--- Start The data ---

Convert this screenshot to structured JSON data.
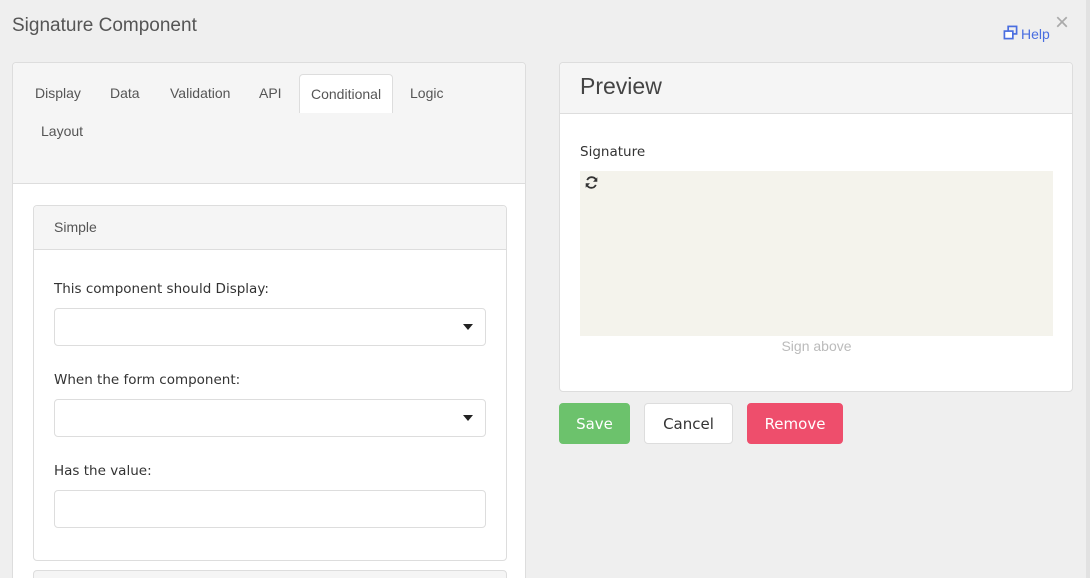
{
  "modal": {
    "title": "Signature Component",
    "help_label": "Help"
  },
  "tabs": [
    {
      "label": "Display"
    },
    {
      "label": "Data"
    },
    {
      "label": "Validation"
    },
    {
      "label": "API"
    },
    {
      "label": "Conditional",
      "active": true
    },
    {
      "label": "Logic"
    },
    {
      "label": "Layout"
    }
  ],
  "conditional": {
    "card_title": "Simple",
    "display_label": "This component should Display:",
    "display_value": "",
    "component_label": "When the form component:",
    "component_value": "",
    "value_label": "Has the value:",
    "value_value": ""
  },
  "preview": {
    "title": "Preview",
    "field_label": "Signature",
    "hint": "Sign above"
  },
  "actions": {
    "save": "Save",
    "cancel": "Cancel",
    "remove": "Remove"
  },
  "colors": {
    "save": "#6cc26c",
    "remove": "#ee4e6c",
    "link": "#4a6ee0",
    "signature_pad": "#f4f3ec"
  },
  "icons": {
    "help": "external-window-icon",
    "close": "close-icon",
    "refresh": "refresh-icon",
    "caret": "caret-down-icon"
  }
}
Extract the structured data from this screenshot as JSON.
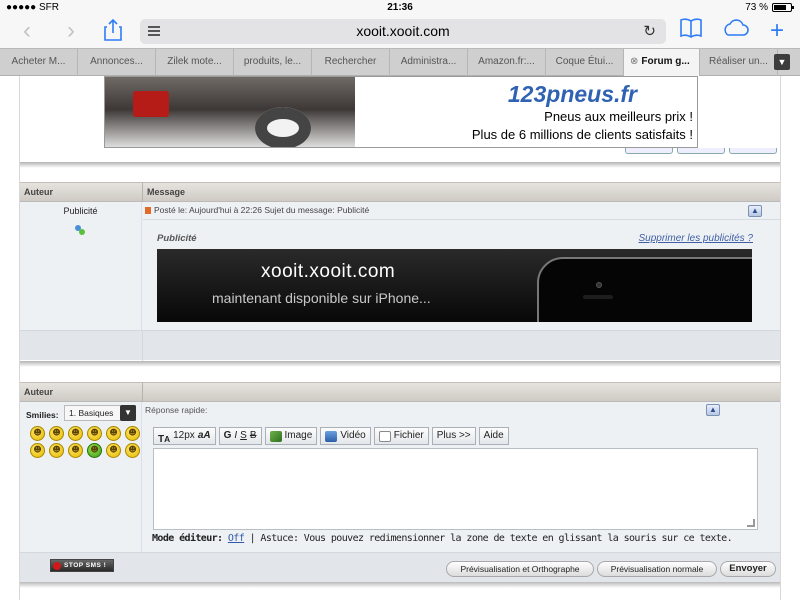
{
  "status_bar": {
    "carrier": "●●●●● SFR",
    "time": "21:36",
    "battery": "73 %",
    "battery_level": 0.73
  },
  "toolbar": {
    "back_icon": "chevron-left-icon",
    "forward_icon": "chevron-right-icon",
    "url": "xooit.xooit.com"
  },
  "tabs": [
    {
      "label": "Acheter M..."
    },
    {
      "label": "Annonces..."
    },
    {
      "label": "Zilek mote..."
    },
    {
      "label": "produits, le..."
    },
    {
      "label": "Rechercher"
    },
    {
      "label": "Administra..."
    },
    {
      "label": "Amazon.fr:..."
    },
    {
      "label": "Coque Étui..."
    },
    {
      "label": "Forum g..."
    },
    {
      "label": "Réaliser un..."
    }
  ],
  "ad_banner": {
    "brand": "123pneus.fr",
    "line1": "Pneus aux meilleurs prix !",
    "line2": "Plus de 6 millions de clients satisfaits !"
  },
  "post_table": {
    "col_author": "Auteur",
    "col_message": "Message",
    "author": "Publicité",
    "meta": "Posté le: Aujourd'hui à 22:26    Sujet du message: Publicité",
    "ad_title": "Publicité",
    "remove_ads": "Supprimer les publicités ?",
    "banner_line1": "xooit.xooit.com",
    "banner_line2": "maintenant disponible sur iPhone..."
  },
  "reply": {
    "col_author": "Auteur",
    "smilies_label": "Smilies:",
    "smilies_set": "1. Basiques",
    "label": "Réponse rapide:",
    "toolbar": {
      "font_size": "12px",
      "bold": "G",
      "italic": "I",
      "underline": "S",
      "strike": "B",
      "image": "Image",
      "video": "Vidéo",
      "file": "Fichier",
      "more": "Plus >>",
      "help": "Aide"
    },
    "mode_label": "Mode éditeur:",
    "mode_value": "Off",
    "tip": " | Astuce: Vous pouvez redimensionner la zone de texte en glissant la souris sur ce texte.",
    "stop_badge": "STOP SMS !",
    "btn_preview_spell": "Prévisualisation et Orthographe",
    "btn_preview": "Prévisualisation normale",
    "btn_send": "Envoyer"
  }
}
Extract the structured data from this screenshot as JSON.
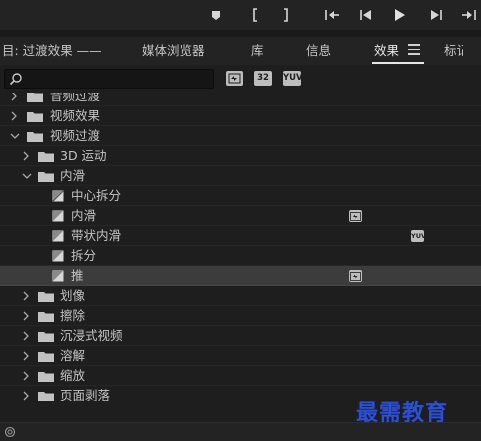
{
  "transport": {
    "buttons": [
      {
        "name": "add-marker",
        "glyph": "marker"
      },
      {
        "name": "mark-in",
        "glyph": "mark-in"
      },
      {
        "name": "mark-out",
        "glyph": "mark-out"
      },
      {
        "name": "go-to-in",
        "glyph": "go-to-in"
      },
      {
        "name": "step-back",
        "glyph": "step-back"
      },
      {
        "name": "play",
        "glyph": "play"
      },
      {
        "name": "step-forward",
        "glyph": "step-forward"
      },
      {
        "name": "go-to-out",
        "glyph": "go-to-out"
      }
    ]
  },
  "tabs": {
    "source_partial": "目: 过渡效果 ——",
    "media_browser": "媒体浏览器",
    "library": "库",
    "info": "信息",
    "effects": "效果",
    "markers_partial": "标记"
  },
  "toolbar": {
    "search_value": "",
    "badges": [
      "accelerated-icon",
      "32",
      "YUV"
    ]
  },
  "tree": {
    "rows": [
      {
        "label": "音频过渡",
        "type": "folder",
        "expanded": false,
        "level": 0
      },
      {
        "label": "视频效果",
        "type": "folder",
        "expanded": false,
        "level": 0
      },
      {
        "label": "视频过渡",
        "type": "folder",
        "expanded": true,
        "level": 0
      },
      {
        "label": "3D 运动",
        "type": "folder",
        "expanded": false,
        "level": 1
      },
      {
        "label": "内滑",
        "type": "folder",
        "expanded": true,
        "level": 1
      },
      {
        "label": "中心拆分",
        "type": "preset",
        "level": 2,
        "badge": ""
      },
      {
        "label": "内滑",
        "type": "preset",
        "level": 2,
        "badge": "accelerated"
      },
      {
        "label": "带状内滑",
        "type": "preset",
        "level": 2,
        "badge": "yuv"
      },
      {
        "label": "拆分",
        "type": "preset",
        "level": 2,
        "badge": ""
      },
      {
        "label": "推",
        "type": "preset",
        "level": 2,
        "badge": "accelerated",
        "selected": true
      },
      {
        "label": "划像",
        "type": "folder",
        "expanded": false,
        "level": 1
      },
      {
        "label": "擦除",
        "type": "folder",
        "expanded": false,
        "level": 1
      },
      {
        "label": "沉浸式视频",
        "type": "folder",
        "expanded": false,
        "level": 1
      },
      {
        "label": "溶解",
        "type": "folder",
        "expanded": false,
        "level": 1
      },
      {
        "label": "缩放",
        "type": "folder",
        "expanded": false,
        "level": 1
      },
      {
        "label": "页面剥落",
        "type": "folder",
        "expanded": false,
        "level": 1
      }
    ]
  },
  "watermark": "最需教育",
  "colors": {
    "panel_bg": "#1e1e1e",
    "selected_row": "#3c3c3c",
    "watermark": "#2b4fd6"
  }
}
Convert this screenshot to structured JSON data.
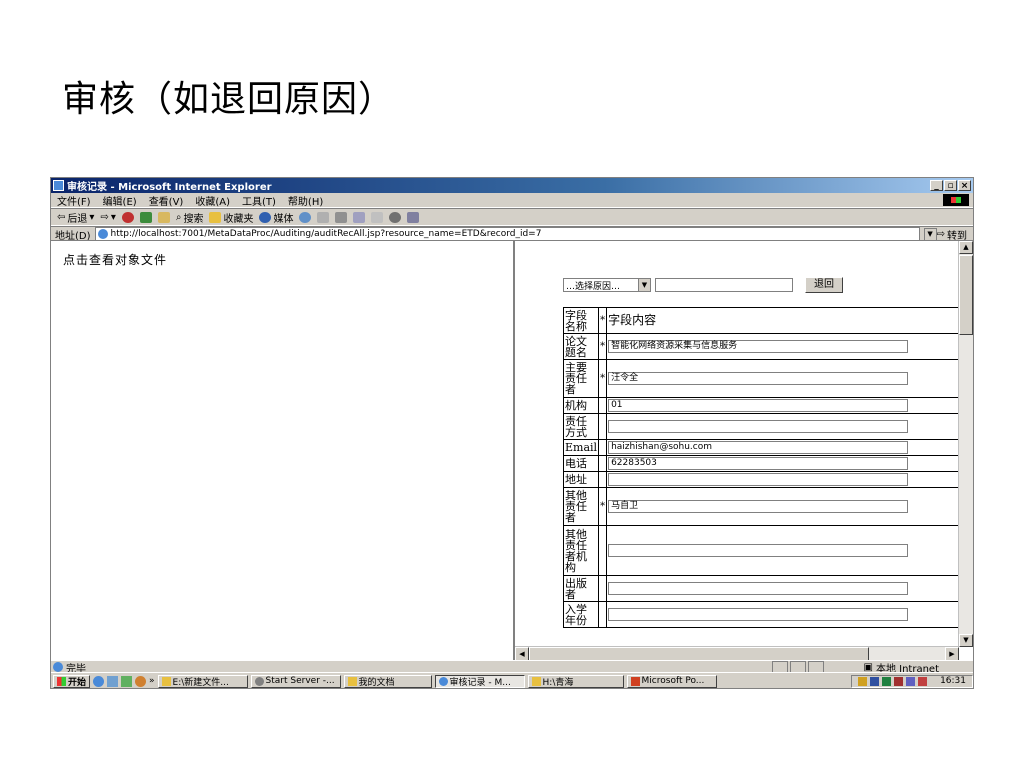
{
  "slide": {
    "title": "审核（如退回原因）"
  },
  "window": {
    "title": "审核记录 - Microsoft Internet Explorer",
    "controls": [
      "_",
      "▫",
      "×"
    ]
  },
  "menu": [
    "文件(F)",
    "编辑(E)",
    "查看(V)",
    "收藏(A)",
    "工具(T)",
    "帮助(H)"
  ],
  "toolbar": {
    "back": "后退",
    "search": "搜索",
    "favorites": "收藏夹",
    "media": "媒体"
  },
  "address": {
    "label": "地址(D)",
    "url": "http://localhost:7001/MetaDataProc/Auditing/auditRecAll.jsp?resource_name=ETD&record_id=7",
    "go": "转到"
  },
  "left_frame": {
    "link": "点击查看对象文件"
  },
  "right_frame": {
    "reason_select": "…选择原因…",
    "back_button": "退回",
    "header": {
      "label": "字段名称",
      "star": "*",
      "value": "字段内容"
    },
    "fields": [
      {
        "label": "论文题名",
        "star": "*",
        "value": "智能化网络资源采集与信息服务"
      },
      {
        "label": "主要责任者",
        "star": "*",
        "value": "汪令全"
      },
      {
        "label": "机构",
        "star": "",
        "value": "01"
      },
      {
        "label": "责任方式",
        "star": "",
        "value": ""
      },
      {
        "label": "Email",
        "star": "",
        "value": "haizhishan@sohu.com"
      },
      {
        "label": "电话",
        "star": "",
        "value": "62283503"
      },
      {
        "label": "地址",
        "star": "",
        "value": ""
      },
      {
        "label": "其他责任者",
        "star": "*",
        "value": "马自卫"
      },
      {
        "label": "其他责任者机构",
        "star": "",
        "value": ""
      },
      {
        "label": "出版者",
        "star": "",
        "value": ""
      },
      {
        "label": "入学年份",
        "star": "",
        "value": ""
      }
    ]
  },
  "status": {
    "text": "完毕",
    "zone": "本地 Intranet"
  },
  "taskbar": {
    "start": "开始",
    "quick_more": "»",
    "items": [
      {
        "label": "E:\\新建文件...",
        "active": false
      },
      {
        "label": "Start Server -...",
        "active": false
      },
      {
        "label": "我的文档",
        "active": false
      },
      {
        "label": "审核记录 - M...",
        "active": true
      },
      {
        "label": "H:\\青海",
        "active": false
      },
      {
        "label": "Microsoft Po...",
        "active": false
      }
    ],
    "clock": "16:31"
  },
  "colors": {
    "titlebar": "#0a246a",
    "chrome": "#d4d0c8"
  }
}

--- End The data ---

▸ Exercise description: Look over the material above and show each line where "glyph" appears.

▸ Solution below:
        "glyph": "marker"
        "glyph": "mark-in"
        "glyph": "mark-out"
        "glyph": "go-to-in"
        "glyph": "step-back"
        "glyph": "play"
        "glyph": "step-forward"
        "glyph": "go-to-out"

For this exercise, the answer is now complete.